## BEGIN Raw data

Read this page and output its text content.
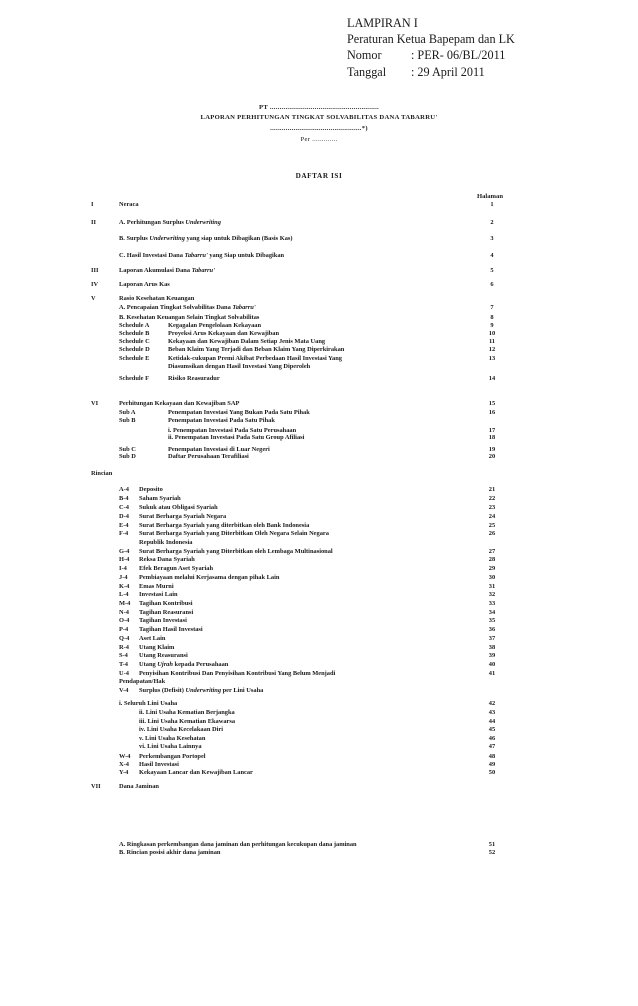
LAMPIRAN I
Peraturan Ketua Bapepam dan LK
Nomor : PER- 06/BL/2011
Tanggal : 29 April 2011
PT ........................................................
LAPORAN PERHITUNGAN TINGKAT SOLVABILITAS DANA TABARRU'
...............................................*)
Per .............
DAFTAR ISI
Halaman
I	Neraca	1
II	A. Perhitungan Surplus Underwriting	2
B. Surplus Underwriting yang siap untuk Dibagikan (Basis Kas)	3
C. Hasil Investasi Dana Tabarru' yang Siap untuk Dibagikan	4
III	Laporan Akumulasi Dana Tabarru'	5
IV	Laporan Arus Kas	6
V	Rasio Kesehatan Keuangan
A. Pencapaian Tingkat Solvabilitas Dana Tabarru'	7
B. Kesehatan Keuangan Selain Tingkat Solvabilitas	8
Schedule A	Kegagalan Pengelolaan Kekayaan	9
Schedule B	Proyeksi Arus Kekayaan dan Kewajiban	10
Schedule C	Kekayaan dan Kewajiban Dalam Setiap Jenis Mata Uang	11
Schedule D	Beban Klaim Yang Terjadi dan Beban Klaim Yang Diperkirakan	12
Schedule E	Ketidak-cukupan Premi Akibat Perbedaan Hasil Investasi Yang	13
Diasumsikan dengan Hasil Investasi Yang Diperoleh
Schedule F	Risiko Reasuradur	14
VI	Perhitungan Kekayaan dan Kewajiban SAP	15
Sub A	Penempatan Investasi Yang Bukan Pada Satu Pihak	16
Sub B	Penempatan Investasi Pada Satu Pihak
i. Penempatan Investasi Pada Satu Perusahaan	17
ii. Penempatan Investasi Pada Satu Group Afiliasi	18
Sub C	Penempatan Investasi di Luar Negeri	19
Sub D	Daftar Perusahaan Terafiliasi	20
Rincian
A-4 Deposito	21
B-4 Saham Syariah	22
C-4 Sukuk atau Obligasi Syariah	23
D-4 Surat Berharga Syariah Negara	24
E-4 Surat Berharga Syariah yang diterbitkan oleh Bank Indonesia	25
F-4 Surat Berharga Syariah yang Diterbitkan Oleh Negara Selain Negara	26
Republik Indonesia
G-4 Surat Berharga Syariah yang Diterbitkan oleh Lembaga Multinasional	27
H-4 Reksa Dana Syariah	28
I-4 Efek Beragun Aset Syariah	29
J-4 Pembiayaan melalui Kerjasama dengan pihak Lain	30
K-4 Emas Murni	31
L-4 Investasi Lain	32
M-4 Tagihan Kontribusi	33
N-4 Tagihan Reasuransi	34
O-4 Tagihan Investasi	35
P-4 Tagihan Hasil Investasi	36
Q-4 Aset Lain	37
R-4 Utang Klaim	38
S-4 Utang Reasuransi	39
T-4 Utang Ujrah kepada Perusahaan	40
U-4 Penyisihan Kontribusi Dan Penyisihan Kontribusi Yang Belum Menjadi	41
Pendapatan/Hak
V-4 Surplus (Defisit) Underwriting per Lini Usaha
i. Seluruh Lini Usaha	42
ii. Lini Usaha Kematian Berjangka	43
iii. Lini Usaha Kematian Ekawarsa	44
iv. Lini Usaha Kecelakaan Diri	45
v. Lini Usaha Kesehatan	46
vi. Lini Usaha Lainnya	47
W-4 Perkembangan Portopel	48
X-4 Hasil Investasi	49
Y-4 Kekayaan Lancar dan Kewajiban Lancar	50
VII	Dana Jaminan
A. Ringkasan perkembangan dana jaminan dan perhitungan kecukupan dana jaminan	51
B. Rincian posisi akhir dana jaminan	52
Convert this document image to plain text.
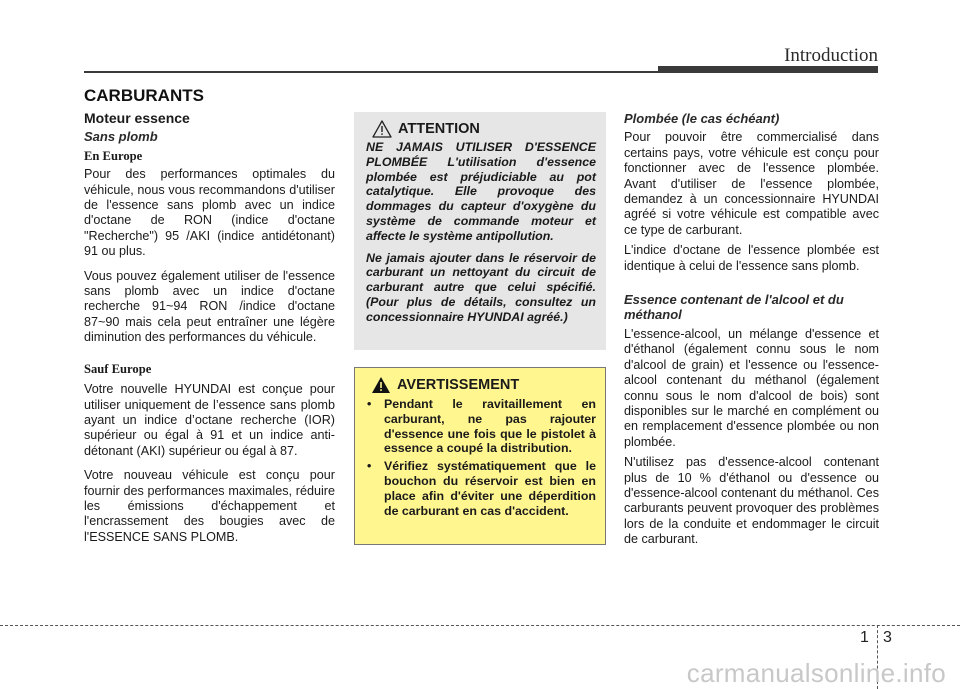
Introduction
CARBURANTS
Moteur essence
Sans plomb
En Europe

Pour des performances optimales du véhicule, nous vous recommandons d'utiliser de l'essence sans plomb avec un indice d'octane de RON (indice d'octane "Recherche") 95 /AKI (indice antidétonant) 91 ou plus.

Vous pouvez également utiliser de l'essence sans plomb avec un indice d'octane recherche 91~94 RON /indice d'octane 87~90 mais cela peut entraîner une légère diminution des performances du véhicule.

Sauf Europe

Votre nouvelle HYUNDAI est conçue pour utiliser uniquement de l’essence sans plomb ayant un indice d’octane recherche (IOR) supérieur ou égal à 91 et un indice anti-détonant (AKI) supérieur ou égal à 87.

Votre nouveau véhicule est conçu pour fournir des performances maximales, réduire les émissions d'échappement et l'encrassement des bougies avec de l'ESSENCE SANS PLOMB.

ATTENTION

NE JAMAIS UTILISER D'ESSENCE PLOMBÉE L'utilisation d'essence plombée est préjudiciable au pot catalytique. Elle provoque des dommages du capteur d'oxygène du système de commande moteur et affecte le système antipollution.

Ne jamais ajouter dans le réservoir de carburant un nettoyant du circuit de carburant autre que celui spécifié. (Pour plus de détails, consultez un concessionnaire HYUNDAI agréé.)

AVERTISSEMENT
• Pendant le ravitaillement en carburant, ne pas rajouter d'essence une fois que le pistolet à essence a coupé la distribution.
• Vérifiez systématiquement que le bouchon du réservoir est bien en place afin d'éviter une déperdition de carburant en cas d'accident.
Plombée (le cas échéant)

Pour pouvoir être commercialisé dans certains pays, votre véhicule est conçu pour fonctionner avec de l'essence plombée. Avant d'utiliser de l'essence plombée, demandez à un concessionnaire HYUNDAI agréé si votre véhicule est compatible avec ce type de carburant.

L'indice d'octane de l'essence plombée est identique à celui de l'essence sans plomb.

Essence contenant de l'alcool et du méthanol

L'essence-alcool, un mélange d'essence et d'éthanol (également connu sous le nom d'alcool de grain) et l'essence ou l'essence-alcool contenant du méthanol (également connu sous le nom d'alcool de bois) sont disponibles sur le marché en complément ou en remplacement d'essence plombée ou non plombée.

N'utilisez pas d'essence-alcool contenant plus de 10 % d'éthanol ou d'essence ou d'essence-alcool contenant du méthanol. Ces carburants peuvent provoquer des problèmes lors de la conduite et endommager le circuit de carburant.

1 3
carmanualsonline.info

## END Raw data

Transcribe the listing in full. Omit the pictures and keep every line exact.

Output for this task ->
Read this page and output its text content.
LAMPIRAN I
Peraturan Ketua Bapepam dan LK
Nomor : PER- 06/BL/2011
Tanggal : 29 April 2011
PT ........................................................
LAPORAN PERHITUNGAN TINGKAT SOLVABILITAS DANA TABARRU'
...............................................*)
Per .............
DAFTAR ISI
Halaman
I	Neraca	1
II	A. Perhitungan Surplus Underwriting	2
B. Surplus Underwriting yang siap untuk Dibagikan (Basis Kas)	3
C. Hasil Investasi Dana Tabarru' yang Siap untuk Dibagikan	4
III	Laporan Akumulasi Dana Tabarru'	5
IV	Laporan Arus Kas	6
V	Rasio Kesehatan Keuangan
A. Pencapaian Tingkat Solvabilitas Dana Tabarru'	7
B. Kesehatan Keuangan Selain Tingkat Solvabilitas	8
Schedule A	Kegagalan Pengelolaan Kekayaan	9
Schedule B	Proyeksi Arus Kekayaan dan Kewajiban	10
Schedule C	Kekayaan dan Kewajiban Dalam Setiap Jenis Mata Uang	11
Schedule D	Beban Klaim Yang Terjadi dan Beban Klaim Yang Diperkirakan	12
Schedule E	Ketidak-cukupan Premi Akibat Perbedaan Hasil Investasi Yang	13
Diasumsikan dengan Hasil Investasi Yang Diperoleh
Schedule F	Risiko Reasuradur	14
VI	Perhitungan Kekayaan dan Kewajiban SAP	15
Sub A	Penempatan Investasi Yang Bukan Pada Satu Pihak	16
Sub B	Penempatan Investasi Pada Satu Pihak
i. Penempatan Investasi Pada Satu Perusahaan	17
ii. Penempatan Investasi Pada Satu Group Afiliasi	18
Sub C	Penempatan Investasi di Luar Negeri	19
Sub D	Daftar Perusahaan Terafiliasi	20
Rincian
A-4 Deposito	21
B-4 Saham Syariah	22
C-4 Sukuk atau Obligasi Syariah	23
D-4 Surat Berharga Syariah Negara	24
E-4 Surat Berharga Syariah yang diterbitkan oleh Bank Indonesia	25
F-4 Surat Berharga Syariah yang Diterbitkan Oleh Negara Selain Negara	26
Republik Indonesia
G-4 Surat Berharga Syariah yang Diterbitkan oleh Lembaga Multinasional	27
H-4 Reksa Dana Syariah	28
I-4 Efek Beragun Aset Syariah	29
J-4 Pembiayaan melalui Kerjasama dengan pihak Lain	30
K-4 Emas Murni	31
L-4 Investasi Lain	32
M-4 Tagihan Kontribusi	33
N-4 Tagihan Reasuransi	34
O-4 Tagihan Investasi	35
P-4 Tagihan Hasil Investasi	36
Q-4 Aset Lain	37
R-4 Utang Klaim	38
S-4 Utang Reasuransi	39
T-4 Utang Ujrah kepada Perusahaan	40
U-4 Penyisihan Kontribusi Dan Penyisihan Kontribusi Yang Belum Menjadi	41
Pendapatan/Hak
V-4 Surplus (Defisit) Underwriting per Lini Usaha
i. Seluruh Lini Usaha	42
ii. Lini Usaha Kematian Berjangka	43
iii. Lini Usaha Kematian Ekawarsa	44
iv. Lini Usaha Kecelakaan Diri	45
v. Lini Usaha Kesehatan	46
vi. Lini Usaha Lainnya	47
W-4 Perkembangan Portopel	48
X-4 Hasil Investasi	49
Y-4 Kekayaan Lancar dan Kewajiban Lancar	50
VII	Dana Jaminan
A. Ringkasan perkembangan dana jaminan dan perhitungan kecukupan dana jaminan	51
B. Rincian posisi akhir dana jaminan	52
Convert this document image to plain text.
Introduction
CARBURANTS
Moteur essence
Sans plomb
En Europe

Pour des performances optimales du véhicule, nous vous recommandons d'utiliser de l'essence sans plomb avec un indice d'octane de RON (indice d'octane "Recherche") 95 /AKI (indice antidétonant) 91 ou plus.

Vous pouvez également utiliser de l'essence sans plomb avec un indice d'octane recherche 91~94 RON /indice d'octane 87~90 mais cela peut entraîner une légère diminution des performances du véhicule.

Sauf Europe

Votre nouvelle HYUNDAI est conçue pour utiliser uniquement de l’essence sans plomb ayant un indice d’octane recherche (IOR) supérieur ou égal à 91 et un indice anti-détonant (AKI) supérieur ou égal à 87.

Votre nouveau véhicule est conçu pour fournir des performances maximales, réduire les émissions d'échappement et l'encrassement des bougies avec de l'ESSENCE SANS PLOMB.

ATTENTION

NE JAMAIS UTILISER D'ESSENCE PLOMBÉE L'utilisation d'essence plombée est préjudiciable au pot catalytique. Elle provoque des dommages du capteur d'oxygène du système de commande moteur et affecte le système antipollution.

Ne jamais ajouter dans le réservoir de carburant un nettoyant du circuit de carburant autre que celui spécifié. (Pour plus de détails, consultez un concessionnaire HYUNDAI agréé.)

AVERTISSEMENT
• Pendant le ravitaillement en carburant, ne pas rajouter d'essence une fois que le pistolet à essence a coupé la distribution.
• Vérifiez systématiquement que le bouchon du réservoir est bien en place afin d'éviter une déperdition de carburant en cas d'accident.
Plombée (le cas échéant)

Pour pouvoir être commercialisé dans certains pays, votre véhicule est conçu pour fonctionner avec de l'essence plombée. Avant d'utiliser de l'essence plombée, demandez à un concessionnaire HYUNDAI agréé si votre véhicule est compatible avec ce type de carburant.

L'indice d'octane de l'essence plombée est identique à celui de l'essence sans plomb.

Essence contenant de l'alcool et du méthanol

L'essence-alcool, un mélange d'essence et d'éthanol (également connu sous le nom d'alcool de grain) et l'essence ou l'essence-alcool contenant du méthanol (également connu sous le nom d'alcool de bois) sont disponibles sur le marché en complément ou en remplacement d'essence plombée ou non plombée.

N'utilisez pas d'essence-alcool contenant plus de 10 % d'éthanol ou d'essence ou d'essence-alcool contenant du méthanol. Ces carburants peuvent provoquer des problèmes lors de la conduite et endommager le circuit de carburant.

1 3
carmanualsonline.info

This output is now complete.